>>>

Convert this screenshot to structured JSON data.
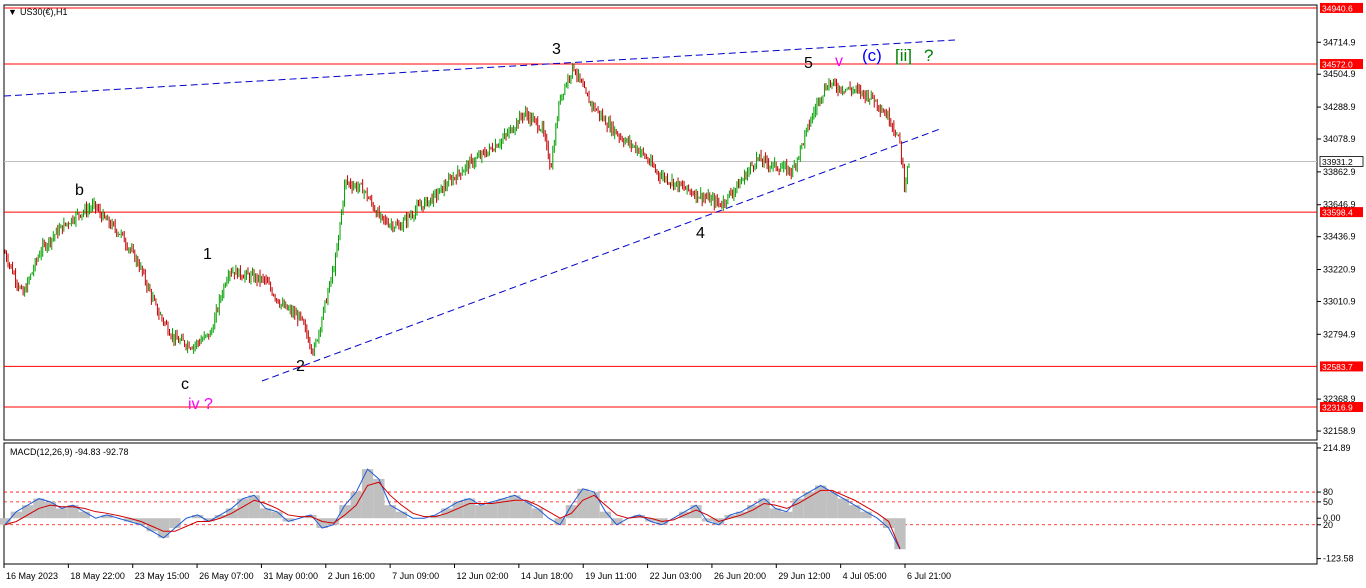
{
  "chart_data": [
    {
      "type": "candlestick",
      "title": "US30(€),H1",
      "ylim": [
        32100,
        34960
      ],
      "y_ticks": [
        "34714.9",
        "34504.9",
        "34288.9",
        "34078.9",
        "33862.9",
        "33646.9",
        "33436.9",
        "33220.9",
        "33010.9",
        "32794.9",
        "32368.9",
        "32158.9"
      ],
      "y_tick_values": [
        34714.9,
        34504.9,
        34288.9,
        34078.9,
        33862.9,
        33646.9,
        33436.9,
        33220.9,
        33010.9,
        32794.9,
        32368.9,
        32158.9
      ],
      "price_levels": [
        {
          "label": "34940.6",
          "value": 34940.6,
          "color": "#ff0000"
        },
        {
          "label": "34572.0",
          "value": 34572.0,
          "color": "#ff0000"
        },
        {
          "label": "33598.4",
          "value": 33598.4,
          "color": "#ff0000"
        },
        {
          "label": "32583.7",
          "value": 32583.7,
          "color": "#ff0000"
        },
        {
          "label": "32316.9",
          "value": 32316.9,
          "color": "#ff0000"
        }
      ],
      "current_price": {
        "label": "33931.2",
        "value": 33931.2
      },
      "x_ticks": [
        "16 May 2023",
        "18 May 22:00",
        "23 May 15:00",
        "26 May 07:00",
        "31 May 00:00",
        "2 Jun 16:00",
        "7 Jun 09:00",
        "12 Jun 02:00",
        "14 Jun 18:00",
        "19 Jun 11:00",
        "22 Jun 03:00",
        "26 Jun 20:00",
        "29 Jun 12:00",
        "4 Jul 05:00",
        "6 Jul 21:00"
      ],
      "price_path": [
        [
          0,
          33330
        ],
        [
          0.02,
          33050
        ],
        [
          0.04,
          33350
        ],
        [
          0.06,
          33480
        ],
        [
          0.08,
          33580
        ],
        [
          0.1,
          33640
        ],
        [
          0.11,
          33560
        ],
        [
          0.13,
          33450
        ],
        [
          0.15,
          33250
        ],
        [
          0.17,
          32950
        ],
        [
          0.19,
          32760
        ],
        [
          0.21,
          32720
        ],
        [
          0.23,
          32800
        ],
        [
          0.24,
          33020
        ],
        [
          0.25,
          33220
        ],
        [
          0.27,
          33180
        ],
        [
          0.29,
          33150
        ],
        [
          0.31,
          32980
        ],
        [
          0.33,
          32900
        ],
        [
          0.345,
          32680
        ],
        [
          0.36,
          33050
        ],
        [
          0.37,
          33300
        ],
        [
          0.38,
          33800
        ],
        [
          0.4,
          33750
        ],
        [
          0.42,
          33550
        ],
        [
          0.44,
          33500
        ],
        [
          0.46,
          33620
        ],
        [
          0.48,
          33700
        ],
        [
          0.5,
          33820
        ],
        [
          0.52,
          33920
        ],
        [
          0.54,
          34000
        ],
        [
          0.56,
          34100
        ],
        [
          0.58,
          34250
        ],
        [
          0.6,
          34150
        ],
        [
          0.61,
          33900
        ],
        [
          0.62,
          34350
        ],
        [
          0.635,
          34560
        ],
        [
          0.65,
          34350
        ],
        [
          0.67,
          34200
        ],
        [
          0.69,
          34080
        ],
        [
          0.71,
          34000
        ],
        [
          0.73,
          33850
        ],
        [
          0.76,
          33750
        ],
        [
          0.78,
          33700
        ],
        [
          0.8,
          33650
        ],
        [
          0.82,
          33780
        ],
        [
          0.84,
          33950
        ],
        [
          0.86,
          33900
        ],
        [
          0.88,
          33870
        ],
        [
          0.9,
          34200
        ],
        [
          0.91,
          34350
        ],
        [
          0.92,
          34450
        ],
        [
          0.93,
          34420
        ],
        [
          0.95,
          34400
        ],
        [
          0.97,
          34350
        ],
        [
          0.99,
          34200
        ],
        [
          1.0,
          34050
        ],
        [
          1.005,
          33780
        ],
        [
          1.01,
          33931
        ]
      ],
      "annotations": [
        {
          "text": "b",
          "color": "#000000"
        },
        {
          "text": "1",
          "color": "#000000"
        },
        {
          "text": "c",
          "color": "#000000"
        },
        {
          "text": "iv ?",
          "color": "#ff00ff"
        },
        {
          "text": "2",
          "color": "#000000"
        },
        {
          "text": "3",
          "color": "#000000"
        },
        {
          "text": "4",
          "color": "#000000"
        },
        {
          "text": "5",
          "color": "#000000"
        },
        {
          "text": "v",
          "color": "#ff00ff"
        },
        {
          "text": "(c)",
          "color": "#0000ff"
        },
        {
          "text": "[ii]",
          "color": "#008000"
        },
        {
          "text": "?",
          "color": "#008000"
        }
      ]
    },
    {
      "type": "line",
      "title": "MACD(12,26,9) -94.83 -92.78",
      "ylim": [
        -140,
        230
      ],
      "y_ticks": [
        "214.89",
        "80",
        "50",
        "0.00",
        "20",
        "-123.58"
      ],
      "y_tick_values": [
        214.89,
        80,
        50,
        0.0,
        -20,
        -123.58
      ],
      "levels": [
        80,
        50,
        -20
      ],
      "series": [
        {
          "name": "MACD",
          "values": [
            -20,
            20,
            40,
            60,
            50,
            30,
            40,
            20,
            0,
            10,
            0,
            -10,
            -20,
            -40,
            -60,
            -30,
            0,
            10,
            -10,
            10,
            30,
            60,
            70,
            30,
            20,
            -10,
            0,
            10,
            -30,
            -20,
            40,
            80,
            150,
            120,
            40,
            20,
            0,
            0,
            10,
            30,
            50,
            60,
            40,
            50,
            60,
            70,
            50,
            30,
            0,
            -20,
            40,
            90,
            80,
            20,
            -20,
            0,
            10,
            -10,
            -20,
            0,
            20,
            40,
            -10,
            -20,
            10,
            20,
            40,
            60,
            30,
            20,
            60,
            80,
            100,
            80,
            60,
            40,
            20,
            0,
            -30,
            -94.83
          ]
        },
        {
          "name": "Signal",
          "values": [
            -20,
            -10,
            10,
            30,
            40,
            35,
            35,
            30,
            20,
            15,
            8,
            0,
            -10,
            -25,
            -40,
            -40,
            -25,
            -10,
            -10,
            0,
            15,
            35,
            55,
            45,
            30,
            10,
            5,
            5,
            -10,
            -15,
            10,
            40,
            100,
            110,
            70,
            40,
            15,
            5,
            5,
            15,
            30,
            45,
            45,
            45,
            50,
            55,
            55,
            40,
            20,
            0,
            15,
            55,
            70,
            40,
            10,
            0,
            5,
            0,
            -10,
            -5,
            10,
            25,
            10,
            -10,
            0,
            10,
            25,
            45,
            40,
            30,
            45,
            65,
            85,
            85,
            70,
            55,
            35,
            15,
            -10,
            -92.78
          ]
        }
      ]
    }
  ]
}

<<<

■ GIVEN PROBLEM:
Quote the records above in full, dropping each picture.

■ FINISHED EXERCISE:
Convert this screenshot to structured JSON data.
{
  "chart_data": [
    {
      "type": "candlestick",
      "title": "US30(€),H1",
      "ylim": [
        32100,
        34960
      ],
      "y_ticks": [
        "34714.9",
        "34504.9",
        "34288.9",
        "34078.9",
        "33862.9",
        "33646.9",
        "33436.9",
        "33220.9",
        "33010.9",
        "32794.9",
        "32368.9",
        "32158.9"
      ],
      "y_tick_values": [
        34714.9,
        34504.9,
        34288.9,
        34078.9,
        33862.9,
        33646.9,
        33436.9,
        33220.9,
        33010.9,
        32794.9,
        32368.9,
        32158.9
      ],
      "price_levels": [
        {
          "label": "34940.6",
          "value": 34940.6,
          "color": "#ff0000"
        },
        {
          "label": "34572.0",
          "value": 34572.0,
          "color": "#ff0000"
        },
        {
          "label": "33598.4",
          "value": 33598.4,
          "color": "#ff0000"
        },
        {
          "label": "32583.7",
          "value": 32583.7,
          "color": "#ff0000"
        },
        {
          "label": "32316.9",
          "value": 32316.9,
          "color": "#ff0000"
        }
      ],
      "current_price": {
        "label": "33931.2",
        "value": 33931.2
      },
      "x_ticks": [
        "16 May 2023",
        "18 May 22:00",
        "23 May 15:00",
        "26 May 07:00",
        "31 May 00:00",
        "2 Jun 16:00",
        "7 Jun 09:00",
        "12 Jun 02:00",
        "14 Jun 18:00",
        "19 Jun 11:00",
        "22 Jun 03:00",
        "26 Jun 20:00",
        "29 Jun 12:00",
        "4 Jul 05:00",
        "6 Jul 21:00"
      ],
      "price_path": [
        [
          0,
          33330
        ],
        [
          0.02,
          33050
        ],
        [
          0.04,
          33350
        ],
        [
          0.06,
          33480
        ],
        [
          0.08,
          33580
        ],
        [
          0.1,
          33640
        ],
        [
          0.11,
          33560
        ],
        [
          0.13,
          33450
        ],
        [
          0.15,
          33250
        ],
        [
          0.17,
          32950
        ],
        [
          0.19,
          32760
        ],
        [
          0.21,
          32720
        ],
        [
          0.23,
          32800
        ],
        [
          0.24,
          33020
        ],
        [
          0.25,
          33220
        ],
        [
          0.27,
          33180
        ],
        [
          0.29,
          33150
        ],
        [
          0.31,
          32980
        ],
        [
          0.33,
          32900
        ],
        [
          0.345,
          32680
        ],
        [
          0.36,
          33050
        ],
        [
          0.37,
          33300
        ],
        [
          0.38,
          33800
        ],
        [
          0.4,
          33750
        ],
        [
          0.42,
          33550
        ],
        [
          0.44,
          33500
        ],
        [
          0.46,
          33620
        ],
        [
          0.48,
          33700
        ],
        [
          0.5,
          33820
        ],
        [
          0.52,
          33920
        ],
        [
          0.54,
          34000
        ],
        [
          0.56,
          34100
        ],
        [
          0.58,
          34250
        ],
        [
          0.6,
          34150
        ],
        [
          0.61,
          33900
        ],
        [
          0.62,
          34350
        ],
        [
          0.635,
          34560
        ],
        [
          0.65,
          34350
        ],
        [
          0.67,
          34200
        ],
        [
          0.69,
          34080
        ],
        [
          0.71,
          34000
        ],
        [
          0.73,
          33850
        ],
        [
          0.76,
          33750
        ],
        [
          0.78,
          33700
        ],
        [
          0.8,
          33650
        ],
        [
          0.82,
          33780
        ],
        [
          0.84,
          33950
        ],
        [
          0.86,
          33900
        ],
        [
          0.88,
          33870
        ],
        [
          0.9,
          34200
        ],
        [
          0.91,
          34350
        ],
        [
          0.92,
          34450
        ],
        [
          0.93,
          34420
        ],
        [
          0.95,
          34400
        ],
        [
          0.97,
          34350
        ],
        [
          0.99,
          34200
        ],
        [
          1.0,
          34050
        ],
        [
          1.005,
          33780
        ],
        [
          1.01,
          33931
        ]
      ],
      "annotations": [
        {
          "text": "b",
          "color": "#000000"
        },
        {
          "text": "1",
          "color": "#000000"
        },
        {
          "text": "c",
          "color": "#000000"
        },
        {
          "text": "iv ?",
          "color": "#ff00ff"
        },
        {
          "text": "2",
          "color": "#000000"
        },
        {
          "text": "3",
          "color": "#000000"
        },
        {
          "text": "4",
          "color": "#000000"
        },
        {
          "text": "5",
          "color": "#000000"
        },
        {
          "text": "v",
          "color": "#ff00ff"
        },
        {
          "text": "(c)",
          "color": "#0000ff"
        },
        {
          "text": "[ii]",
          "color": "#008000"
        },
        {
          "text": "?",
          "color": "#008000"
        }
      ]
    },
    {
      "type": "line",
      "title": "MACD(12,26,9) -94.83 -92.78",
      "ylim": [
        -140,
        230
      ],
      "y_ticks": [
        "214.89",
        "80",
        "50",
        "0.00",
        "20",
        "-123.58"
      ],
      "y_tick_values": [
        214.89,
        80,
        50,
        0.0,
        -20,
        -123.58
      ],
      "levels": [
        80,
        50,
        -20
      ],
      "series": [
        {
          "name": "MACD",
          "values": [
            -20,
            20,
            40,
            60,
            50,
            30,
            40,
            20,
            0,
            10,
            0,
            -10,
            -20,
            -40,
            -60,
            -30,
            0,
            10,
            -10,
            10,
            30,
            60,
            70,
            30,
            20,
            -10,
            0,
            10,
            -30,
            -20,
            40,
            80,
            150,
            120,
            40,
            20,
            0,
            0,
            10,
            30,
            50,
            60,
            40,
            50,
            60,
            70,
            50,
            30,
            0,
            -20,
            40,
            90,
            80,
            20,
            -20,
            0,
            10,
            -10,
            -20,
            0,
            20,
            40,
            -10,
            -20,
            10,
            20,
            40,
            60,
            30,
            20,
            60,
            80,
            100,
            80,
            60,
            40,
            20,
            0,
            -30,
            -94.83
          ]
        },
        {
          "name": "Signal",
          "values": [
            -20,
            -10,
            10,
            30,
            40,
            35,
            35,
            30,
            20,
            15,
            8,
            0,
            -10,
            -25,
            -40,
            -40,
            -25,
            -10,
            -10,
            0,
            15,
            35,
            55,
            45,
            30,
            10,
            5,
            5,
            -10,
            -15,
            10,
            40,
            100,
            110,
            70,
            40,
            15,
            5,
            5,
            15,
            30,
            45,
            45,
            45,
            50,
            55,
            55,
            40,
            20,
            0,
            15,
            55,
            70,
            40,
            10,
            0,
            5,
            0,
            -10,
            -5,
            10,
            25,
            10,
            -10,
            0,
            10,
            25,
            45,
            40,
            30,
            45,
            65,
            85,
            85,
            70,
            55,
            35,
            15,
            -10,
            -92.78
          ]
        }
      ]
    }
  ]
}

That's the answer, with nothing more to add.